# EXERCISE DETAILS
Quote every line as given.

• • • • • • •

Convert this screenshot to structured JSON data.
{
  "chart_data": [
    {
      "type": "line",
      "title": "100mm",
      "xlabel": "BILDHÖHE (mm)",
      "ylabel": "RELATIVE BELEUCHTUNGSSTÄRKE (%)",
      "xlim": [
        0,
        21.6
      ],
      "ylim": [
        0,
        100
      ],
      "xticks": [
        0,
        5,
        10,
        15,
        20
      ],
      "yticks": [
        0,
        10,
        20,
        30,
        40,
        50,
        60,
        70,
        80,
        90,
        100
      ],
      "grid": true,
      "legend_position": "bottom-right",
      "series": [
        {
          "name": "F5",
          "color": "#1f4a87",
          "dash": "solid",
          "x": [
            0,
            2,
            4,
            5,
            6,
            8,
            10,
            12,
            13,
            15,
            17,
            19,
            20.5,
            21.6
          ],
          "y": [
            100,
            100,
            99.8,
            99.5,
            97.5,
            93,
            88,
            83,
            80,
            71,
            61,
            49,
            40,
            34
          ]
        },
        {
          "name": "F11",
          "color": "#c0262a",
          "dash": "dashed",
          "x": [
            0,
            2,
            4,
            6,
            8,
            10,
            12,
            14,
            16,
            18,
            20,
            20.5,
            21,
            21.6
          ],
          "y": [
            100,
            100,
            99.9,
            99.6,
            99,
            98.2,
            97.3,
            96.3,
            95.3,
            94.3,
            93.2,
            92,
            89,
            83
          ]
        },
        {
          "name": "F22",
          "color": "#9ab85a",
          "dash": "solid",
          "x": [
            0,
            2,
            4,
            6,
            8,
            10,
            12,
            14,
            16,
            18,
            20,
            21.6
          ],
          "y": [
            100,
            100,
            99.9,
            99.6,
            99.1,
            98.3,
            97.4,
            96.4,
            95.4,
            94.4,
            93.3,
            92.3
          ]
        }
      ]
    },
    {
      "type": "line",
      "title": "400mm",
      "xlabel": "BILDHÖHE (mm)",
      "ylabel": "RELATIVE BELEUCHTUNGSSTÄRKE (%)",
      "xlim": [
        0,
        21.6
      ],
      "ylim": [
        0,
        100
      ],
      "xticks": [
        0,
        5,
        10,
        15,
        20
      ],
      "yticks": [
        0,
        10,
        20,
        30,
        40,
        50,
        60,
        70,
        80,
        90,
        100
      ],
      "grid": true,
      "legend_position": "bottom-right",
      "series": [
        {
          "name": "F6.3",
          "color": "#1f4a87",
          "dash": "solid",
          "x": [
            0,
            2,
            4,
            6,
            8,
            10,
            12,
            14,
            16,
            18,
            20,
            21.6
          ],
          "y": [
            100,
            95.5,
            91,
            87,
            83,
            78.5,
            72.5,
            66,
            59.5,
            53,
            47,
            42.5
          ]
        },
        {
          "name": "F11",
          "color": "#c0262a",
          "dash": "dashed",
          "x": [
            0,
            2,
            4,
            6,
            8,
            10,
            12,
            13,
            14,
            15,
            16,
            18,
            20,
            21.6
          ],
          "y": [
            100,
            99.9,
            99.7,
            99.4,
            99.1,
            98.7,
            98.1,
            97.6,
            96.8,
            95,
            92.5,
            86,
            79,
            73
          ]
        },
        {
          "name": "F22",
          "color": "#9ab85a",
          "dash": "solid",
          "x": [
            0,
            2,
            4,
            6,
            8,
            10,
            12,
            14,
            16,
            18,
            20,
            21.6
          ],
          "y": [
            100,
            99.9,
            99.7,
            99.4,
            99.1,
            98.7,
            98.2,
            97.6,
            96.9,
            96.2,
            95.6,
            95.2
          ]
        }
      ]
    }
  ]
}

• • • • • • •

# EXERCISE OUTPUT
Convert this screenshot to structured JSON data.
{
  "chart_data": [
    {
      "type": "line",
      "title": "100mm",
      "xlabel": "BILDHÖHE (mm)",
      "ylabel": "RELATIVE BELEUCHTUNGSSTÄRKE (%)",
      "xlim": [
        0,
        21.6
      ],
      "ylim": [
        0,
        100
      ],
      "xticks": [
        0,
        5,
        10,
        15,
        20
      ],
      "yticks": [
        0,
        10,
        20,
        30,
        40,
        50,
        60,
        70,
        80,
        90,
        100
      ],
      "grid": true,
      "legend_position": "bottom-right",
      "series": [
        {
          "name": "F5",
          "color": "#1f4a87",
          "dash": "solid",
          "x": [
            0,
            2,
            4,
            5,
            6,
            8,
            10,
            12,
            13,
            15,
            17,
            19,
            20.5,
            21.6
          ],
          "y": [
            100,
            100,
            99.8,
            99.5,
            97.5,
            93,
            88,
            83,
            80,
            71,
            61,
            49,
            40,
            34
          ]
        },
        {
          "name": "F11",
          "color": "#c0262a",
          "dash": "dashed",
          "x": [
            0,
            2,
            4,
            6,
            8,
            10,
            12,
            14,
            16,
            18,
            20,
            20.5,
            21,
            21.6
          ],
          "y": [
            100,
            100,
            99.9,
            99.6,
            99,
            98.2,
            97.3,
            96.3,
            95.3,
            94.3,
            93.2,
            92,
            89,
            83
          ]
        },
        {
          "name": "F22",
          "color": "#9ab85a",
          "dash": "solid",
          "x": [
            0,
            2,
            4,
            6,
            8,
            10,
            12,
            14,
            16,
            18,
            20,
            21.6
          ],
          "y": [
            100,
            100,
            99.9,
            99.6,
            99.1,
            98.3,
            97.4,
            96.4,
            95.4,
            94.4,
            93.3,
            92.3
          ]
        }
      ]
    },
    {
      "type": "line",
      "title": "400mm",
      "xlabel": "BILDHÖHE (mm)",
      "ylabel": "RELATIVE BELEUCHTUNGSSTÄRKE (%)",
      "xlim": [
        0,
        21.6
      ],
      "ylim": [
        0,
        100
      ],
      "xticks": [
        0,
        5,
        10,
        15,
        20
      ],
      "yticks": [
        0,
        10,
        20,
        30,
        40,
        50,
        60,
        70,
        80,
        90,
        100
      ],
      "grid": true,
      "legend_position": "bottom-right",
      "series": [
        {
          "name": "F6.3",
          "color": "#1f4a87",
          "dash": "solid",
          "x": [
            0,
            2,
            4,
            6,
            8,
            10,
            12,
            14,
            16,
            18,
            20,
            21.6
          ],
          "y": [
            100,
            95.5,
            91,
            87,
            83,
            78.5,
            72.5,
            66,
            59.5,
            53,
            47,
            42.5
          ]
        },
        {
          "name": "F11",
          "color": "#c0262a",
          "dash": "dashed",
          "x": [
            0,
            2,
            4,
            6,
            8,
            10,
            12,
            13,
            14,
            15,
            16,
            18,
            20,
            21.6
          ],
          "y": [
            100,
            99.9,
            99.7,
            99.4,
            99.1,
            98.7,
            98.1,
            97.6,
            96.8,
            95,
            92.5,
            86,
            79,
            73
          ]
        },
        {
          "name": "F22",
          "color": "#9ab85a",
          "dash": "solid",
          "x": [
            0,
            2,
            4,
            6,
            8,
            10,
            12,
            14,
            16,
            18,
            20,
            21.6
          ],
          "y": [
            100,
            99.9,
            99.7,
            99.4,
            99.1,
            98.7,
            98.2,
            97.6,
            96.9,
            96.2,
            95.6,
            95.2
          ]
        }
      ]
    }
  ]
}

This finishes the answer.